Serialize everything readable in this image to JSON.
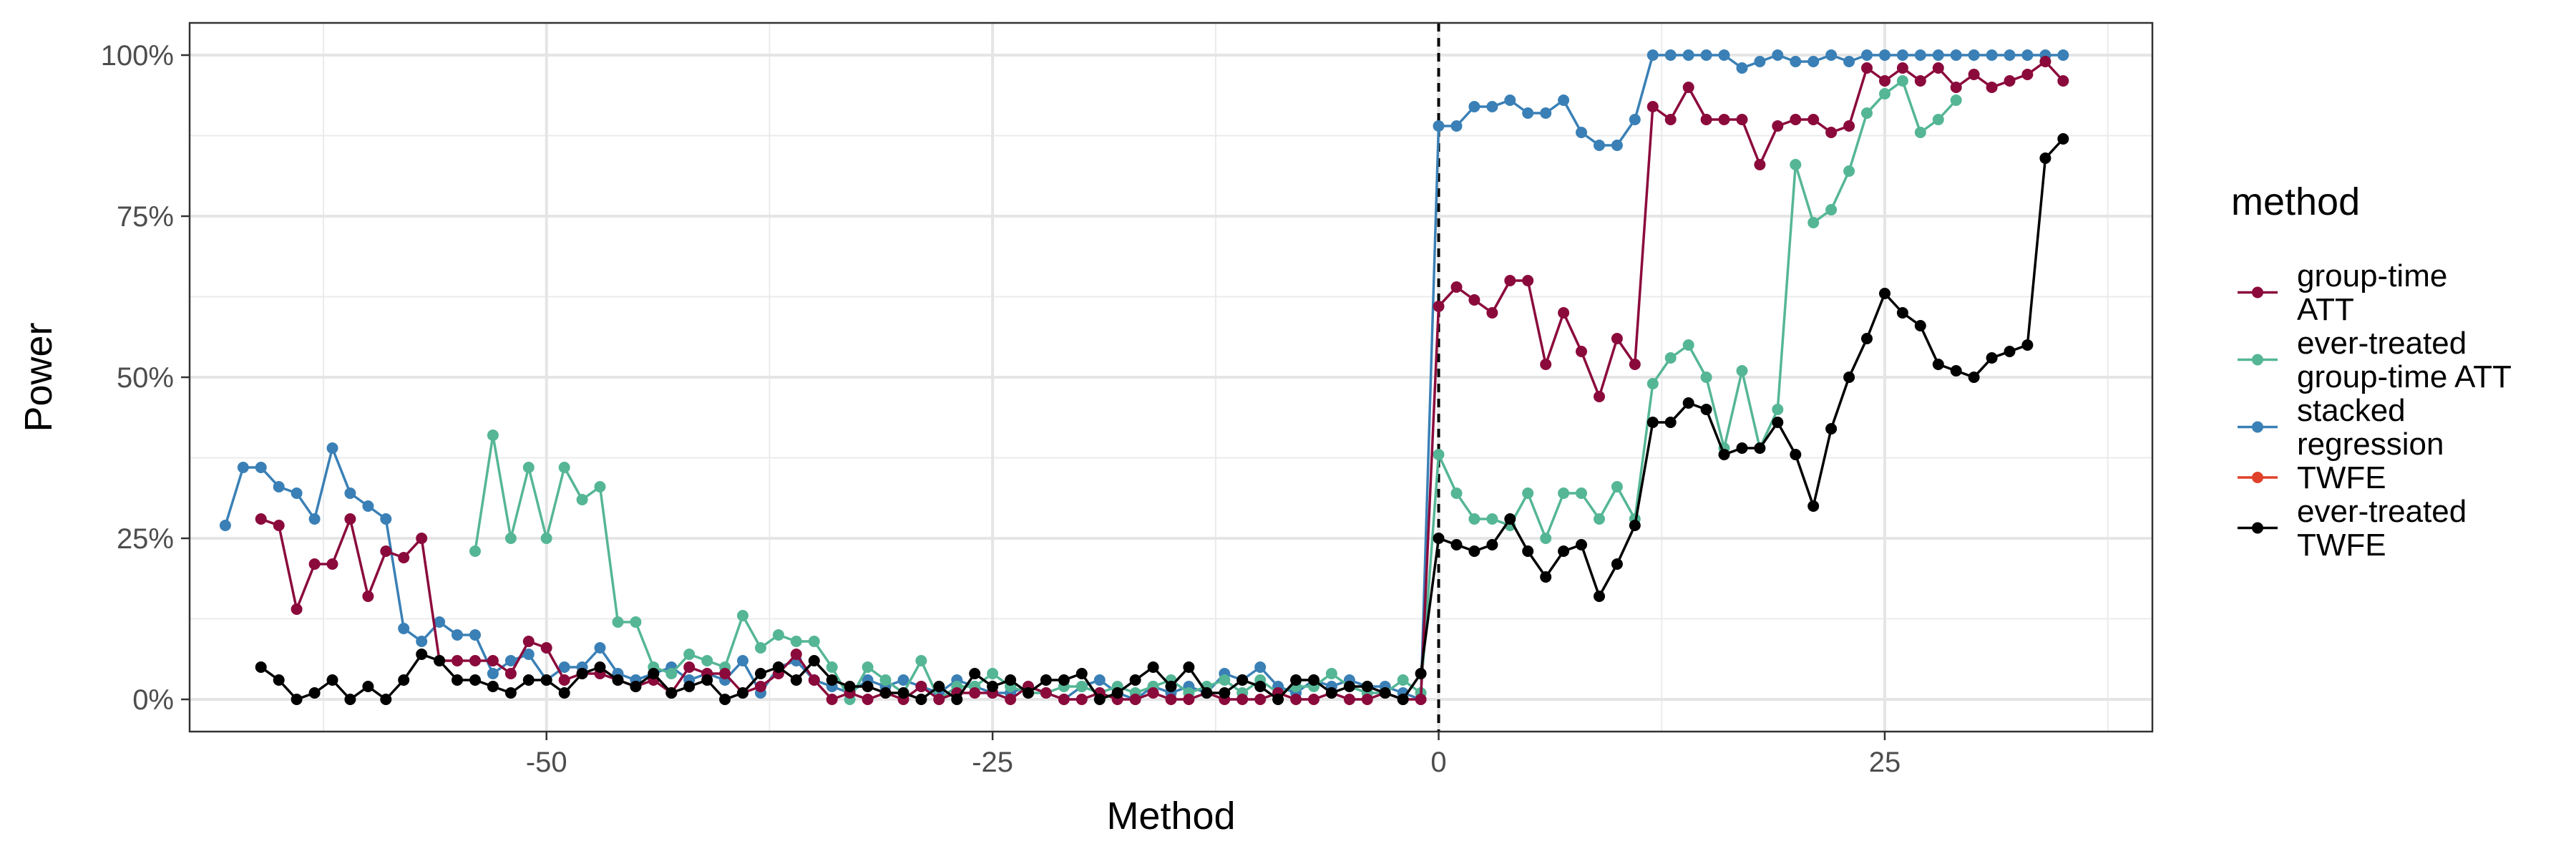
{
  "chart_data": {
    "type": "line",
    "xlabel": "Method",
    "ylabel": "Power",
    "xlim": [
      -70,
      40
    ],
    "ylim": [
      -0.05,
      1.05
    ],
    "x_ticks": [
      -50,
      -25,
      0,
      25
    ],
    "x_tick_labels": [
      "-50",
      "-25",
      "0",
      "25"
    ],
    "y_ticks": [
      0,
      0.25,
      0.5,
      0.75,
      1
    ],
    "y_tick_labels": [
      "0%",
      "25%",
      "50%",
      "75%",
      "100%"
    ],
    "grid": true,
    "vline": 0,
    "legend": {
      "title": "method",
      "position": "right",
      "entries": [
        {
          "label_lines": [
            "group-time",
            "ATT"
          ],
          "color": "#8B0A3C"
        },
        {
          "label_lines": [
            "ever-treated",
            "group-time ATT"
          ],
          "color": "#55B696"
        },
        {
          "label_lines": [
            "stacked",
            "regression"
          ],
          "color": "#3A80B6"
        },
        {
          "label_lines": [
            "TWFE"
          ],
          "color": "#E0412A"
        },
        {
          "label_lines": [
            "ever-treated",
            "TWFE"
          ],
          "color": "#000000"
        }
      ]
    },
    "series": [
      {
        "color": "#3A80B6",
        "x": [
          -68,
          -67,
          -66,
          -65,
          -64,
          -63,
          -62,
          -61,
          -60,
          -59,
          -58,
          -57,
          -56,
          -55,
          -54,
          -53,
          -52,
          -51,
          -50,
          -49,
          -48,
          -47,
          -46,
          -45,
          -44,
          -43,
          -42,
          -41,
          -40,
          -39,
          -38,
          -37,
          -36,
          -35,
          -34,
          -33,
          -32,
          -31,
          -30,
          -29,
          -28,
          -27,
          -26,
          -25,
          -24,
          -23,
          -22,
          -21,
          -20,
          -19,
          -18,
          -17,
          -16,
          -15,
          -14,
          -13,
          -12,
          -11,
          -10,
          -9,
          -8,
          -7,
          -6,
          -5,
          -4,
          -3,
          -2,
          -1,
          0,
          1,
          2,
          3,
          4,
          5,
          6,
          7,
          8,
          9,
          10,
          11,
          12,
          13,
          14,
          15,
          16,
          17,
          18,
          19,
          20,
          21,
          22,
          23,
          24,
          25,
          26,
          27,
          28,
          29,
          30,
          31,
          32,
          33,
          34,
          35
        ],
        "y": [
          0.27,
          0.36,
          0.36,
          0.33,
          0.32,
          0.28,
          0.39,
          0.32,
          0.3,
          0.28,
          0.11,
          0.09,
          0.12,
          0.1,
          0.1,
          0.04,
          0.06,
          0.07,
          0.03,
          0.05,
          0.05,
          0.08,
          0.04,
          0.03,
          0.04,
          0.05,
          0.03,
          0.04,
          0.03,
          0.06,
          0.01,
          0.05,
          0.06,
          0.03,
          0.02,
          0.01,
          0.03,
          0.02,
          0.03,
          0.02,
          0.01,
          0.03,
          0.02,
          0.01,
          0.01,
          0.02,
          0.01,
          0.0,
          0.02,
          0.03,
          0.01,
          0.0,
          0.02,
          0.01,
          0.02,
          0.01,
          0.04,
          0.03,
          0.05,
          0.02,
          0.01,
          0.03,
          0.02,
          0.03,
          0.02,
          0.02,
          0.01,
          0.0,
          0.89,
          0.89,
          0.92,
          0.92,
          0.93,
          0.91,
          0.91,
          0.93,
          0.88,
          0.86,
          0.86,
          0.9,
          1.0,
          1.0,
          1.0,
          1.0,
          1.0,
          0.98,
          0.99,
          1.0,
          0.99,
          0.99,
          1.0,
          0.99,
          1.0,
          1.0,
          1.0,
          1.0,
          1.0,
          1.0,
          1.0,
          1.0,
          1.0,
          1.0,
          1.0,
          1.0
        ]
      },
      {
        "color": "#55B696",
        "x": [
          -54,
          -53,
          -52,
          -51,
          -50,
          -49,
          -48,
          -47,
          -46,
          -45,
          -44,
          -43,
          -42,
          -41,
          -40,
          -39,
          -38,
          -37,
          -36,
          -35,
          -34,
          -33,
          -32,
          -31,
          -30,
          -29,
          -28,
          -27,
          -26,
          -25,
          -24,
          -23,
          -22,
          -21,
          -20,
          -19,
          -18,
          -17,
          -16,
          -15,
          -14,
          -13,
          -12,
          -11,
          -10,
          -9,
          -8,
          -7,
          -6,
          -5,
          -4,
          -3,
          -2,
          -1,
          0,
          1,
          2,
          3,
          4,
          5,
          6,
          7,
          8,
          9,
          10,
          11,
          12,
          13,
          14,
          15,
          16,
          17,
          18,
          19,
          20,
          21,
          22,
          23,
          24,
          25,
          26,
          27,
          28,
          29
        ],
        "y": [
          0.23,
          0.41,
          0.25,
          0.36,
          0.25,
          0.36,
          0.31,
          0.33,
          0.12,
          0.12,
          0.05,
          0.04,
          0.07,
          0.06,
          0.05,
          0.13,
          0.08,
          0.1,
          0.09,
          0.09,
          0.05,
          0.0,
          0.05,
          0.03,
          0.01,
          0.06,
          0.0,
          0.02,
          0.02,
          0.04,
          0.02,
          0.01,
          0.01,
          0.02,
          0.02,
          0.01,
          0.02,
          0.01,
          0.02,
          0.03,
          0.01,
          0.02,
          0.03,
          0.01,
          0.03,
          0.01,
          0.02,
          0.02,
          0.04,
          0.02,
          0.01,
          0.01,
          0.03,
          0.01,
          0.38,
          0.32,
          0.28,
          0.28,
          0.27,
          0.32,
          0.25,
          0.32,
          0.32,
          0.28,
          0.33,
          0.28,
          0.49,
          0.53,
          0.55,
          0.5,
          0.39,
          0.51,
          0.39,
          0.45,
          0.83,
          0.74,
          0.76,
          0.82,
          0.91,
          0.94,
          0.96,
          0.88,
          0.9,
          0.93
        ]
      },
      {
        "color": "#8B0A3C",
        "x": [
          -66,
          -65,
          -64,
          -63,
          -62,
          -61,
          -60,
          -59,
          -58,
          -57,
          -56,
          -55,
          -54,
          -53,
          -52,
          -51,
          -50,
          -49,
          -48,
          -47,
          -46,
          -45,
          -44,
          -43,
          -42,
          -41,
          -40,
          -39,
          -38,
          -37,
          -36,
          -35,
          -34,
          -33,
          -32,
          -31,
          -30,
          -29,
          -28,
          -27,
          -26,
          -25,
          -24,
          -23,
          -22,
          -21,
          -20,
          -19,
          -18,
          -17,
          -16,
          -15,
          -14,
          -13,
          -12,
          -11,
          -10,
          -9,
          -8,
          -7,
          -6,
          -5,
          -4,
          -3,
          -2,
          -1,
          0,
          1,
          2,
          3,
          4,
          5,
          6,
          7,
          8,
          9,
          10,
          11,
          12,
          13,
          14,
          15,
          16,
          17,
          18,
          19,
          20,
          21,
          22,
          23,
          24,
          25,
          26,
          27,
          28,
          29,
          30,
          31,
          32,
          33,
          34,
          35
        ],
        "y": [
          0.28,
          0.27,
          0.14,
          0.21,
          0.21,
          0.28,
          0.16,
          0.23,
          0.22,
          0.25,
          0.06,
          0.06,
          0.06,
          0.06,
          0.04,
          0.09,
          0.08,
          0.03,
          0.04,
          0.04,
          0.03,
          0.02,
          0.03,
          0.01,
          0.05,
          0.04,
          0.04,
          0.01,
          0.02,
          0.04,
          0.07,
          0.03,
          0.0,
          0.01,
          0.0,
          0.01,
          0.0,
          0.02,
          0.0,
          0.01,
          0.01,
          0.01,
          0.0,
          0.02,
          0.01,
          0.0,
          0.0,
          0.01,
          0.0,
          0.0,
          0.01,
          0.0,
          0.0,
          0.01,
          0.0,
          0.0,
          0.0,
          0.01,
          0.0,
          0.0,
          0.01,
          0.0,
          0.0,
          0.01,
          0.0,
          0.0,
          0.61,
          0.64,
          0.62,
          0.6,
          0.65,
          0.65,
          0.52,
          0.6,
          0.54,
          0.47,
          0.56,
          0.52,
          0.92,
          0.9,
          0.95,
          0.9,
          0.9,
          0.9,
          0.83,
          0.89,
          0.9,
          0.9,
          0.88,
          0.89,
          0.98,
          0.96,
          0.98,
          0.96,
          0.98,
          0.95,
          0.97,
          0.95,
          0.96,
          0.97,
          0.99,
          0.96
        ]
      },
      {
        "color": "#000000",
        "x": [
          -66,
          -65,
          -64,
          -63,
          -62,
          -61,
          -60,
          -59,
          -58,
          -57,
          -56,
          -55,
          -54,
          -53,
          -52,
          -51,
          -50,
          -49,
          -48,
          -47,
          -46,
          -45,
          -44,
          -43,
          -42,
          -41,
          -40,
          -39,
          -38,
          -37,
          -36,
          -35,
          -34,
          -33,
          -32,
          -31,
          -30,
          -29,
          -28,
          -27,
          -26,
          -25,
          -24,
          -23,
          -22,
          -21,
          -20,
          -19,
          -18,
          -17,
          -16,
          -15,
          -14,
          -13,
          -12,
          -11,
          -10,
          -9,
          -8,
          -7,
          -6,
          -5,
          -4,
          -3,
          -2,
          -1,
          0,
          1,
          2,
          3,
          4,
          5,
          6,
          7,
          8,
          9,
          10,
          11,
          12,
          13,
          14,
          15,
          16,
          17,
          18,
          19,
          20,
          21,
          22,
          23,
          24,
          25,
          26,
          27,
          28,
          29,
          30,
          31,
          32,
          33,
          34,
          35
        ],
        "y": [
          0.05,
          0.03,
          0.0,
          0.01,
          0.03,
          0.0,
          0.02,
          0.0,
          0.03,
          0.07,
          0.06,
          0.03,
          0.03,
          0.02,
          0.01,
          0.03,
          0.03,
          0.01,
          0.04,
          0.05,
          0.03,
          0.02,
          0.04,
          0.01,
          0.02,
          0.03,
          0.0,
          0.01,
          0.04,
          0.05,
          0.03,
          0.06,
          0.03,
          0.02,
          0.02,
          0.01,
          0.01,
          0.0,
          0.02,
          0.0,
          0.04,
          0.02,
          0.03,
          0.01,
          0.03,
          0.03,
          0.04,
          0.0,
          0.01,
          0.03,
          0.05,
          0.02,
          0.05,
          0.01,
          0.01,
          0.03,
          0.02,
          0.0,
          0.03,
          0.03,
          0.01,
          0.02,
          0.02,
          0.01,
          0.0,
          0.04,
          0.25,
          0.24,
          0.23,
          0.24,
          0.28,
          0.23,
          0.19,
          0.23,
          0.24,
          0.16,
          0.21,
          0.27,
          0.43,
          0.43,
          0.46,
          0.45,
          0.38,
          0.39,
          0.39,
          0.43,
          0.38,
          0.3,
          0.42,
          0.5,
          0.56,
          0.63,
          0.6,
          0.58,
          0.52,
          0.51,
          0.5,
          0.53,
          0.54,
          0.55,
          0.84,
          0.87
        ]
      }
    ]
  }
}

════

| What to produce |
Your answer should be a single number: the count of lines in the listing that contain the word "color".

| Completed exercise |
9